REQUIRED TASK:
Write out all lines holding the word "name".

SUPPLIED DATA:
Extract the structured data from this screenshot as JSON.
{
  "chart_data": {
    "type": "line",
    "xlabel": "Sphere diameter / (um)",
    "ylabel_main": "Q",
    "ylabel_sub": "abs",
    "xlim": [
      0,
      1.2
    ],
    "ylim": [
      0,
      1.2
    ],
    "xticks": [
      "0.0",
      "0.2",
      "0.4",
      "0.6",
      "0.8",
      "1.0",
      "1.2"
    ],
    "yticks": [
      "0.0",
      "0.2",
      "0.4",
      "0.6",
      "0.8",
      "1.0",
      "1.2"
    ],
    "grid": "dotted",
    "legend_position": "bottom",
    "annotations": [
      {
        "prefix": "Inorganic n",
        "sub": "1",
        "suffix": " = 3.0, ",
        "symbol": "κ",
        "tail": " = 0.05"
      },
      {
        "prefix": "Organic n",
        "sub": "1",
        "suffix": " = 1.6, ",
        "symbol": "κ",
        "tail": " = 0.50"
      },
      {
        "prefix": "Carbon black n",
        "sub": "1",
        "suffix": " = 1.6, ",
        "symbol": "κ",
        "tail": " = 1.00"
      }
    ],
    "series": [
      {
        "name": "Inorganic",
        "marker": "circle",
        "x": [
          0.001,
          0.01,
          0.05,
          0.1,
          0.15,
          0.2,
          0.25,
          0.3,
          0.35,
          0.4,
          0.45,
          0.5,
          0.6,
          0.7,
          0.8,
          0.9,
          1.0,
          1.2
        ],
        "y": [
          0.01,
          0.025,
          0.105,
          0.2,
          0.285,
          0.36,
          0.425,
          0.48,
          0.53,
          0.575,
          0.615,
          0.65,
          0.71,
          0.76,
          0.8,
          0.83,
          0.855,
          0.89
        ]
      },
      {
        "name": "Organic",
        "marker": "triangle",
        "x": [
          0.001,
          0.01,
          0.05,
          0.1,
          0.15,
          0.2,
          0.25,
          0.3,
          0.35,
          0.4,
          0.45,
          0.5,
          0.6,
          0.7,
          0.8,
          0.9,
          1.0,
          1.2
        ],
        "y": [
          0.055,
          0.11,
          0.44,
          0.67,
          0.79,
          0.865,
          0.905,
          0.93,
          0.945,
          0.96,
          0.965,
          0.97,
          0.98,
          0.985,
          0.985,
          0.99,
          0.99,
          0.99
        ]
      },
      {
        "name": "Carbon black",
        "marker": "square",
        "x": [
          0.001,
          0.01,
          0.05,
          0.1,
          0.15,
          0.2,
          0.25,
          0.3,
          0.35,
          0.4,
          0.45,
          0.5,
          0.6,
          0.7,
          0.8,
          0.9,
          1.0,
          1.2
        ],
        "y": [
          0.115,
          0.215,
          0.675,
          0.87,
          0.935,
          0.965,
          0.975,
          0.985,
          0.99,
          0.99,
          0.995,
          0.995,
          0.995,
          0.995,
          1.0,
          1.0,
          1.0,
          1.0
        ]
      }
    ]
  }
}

RESULT OF THIS EXERCISE:
        "name": "Inorganic",
        "name": "Organic",
        "name": "Carbon black",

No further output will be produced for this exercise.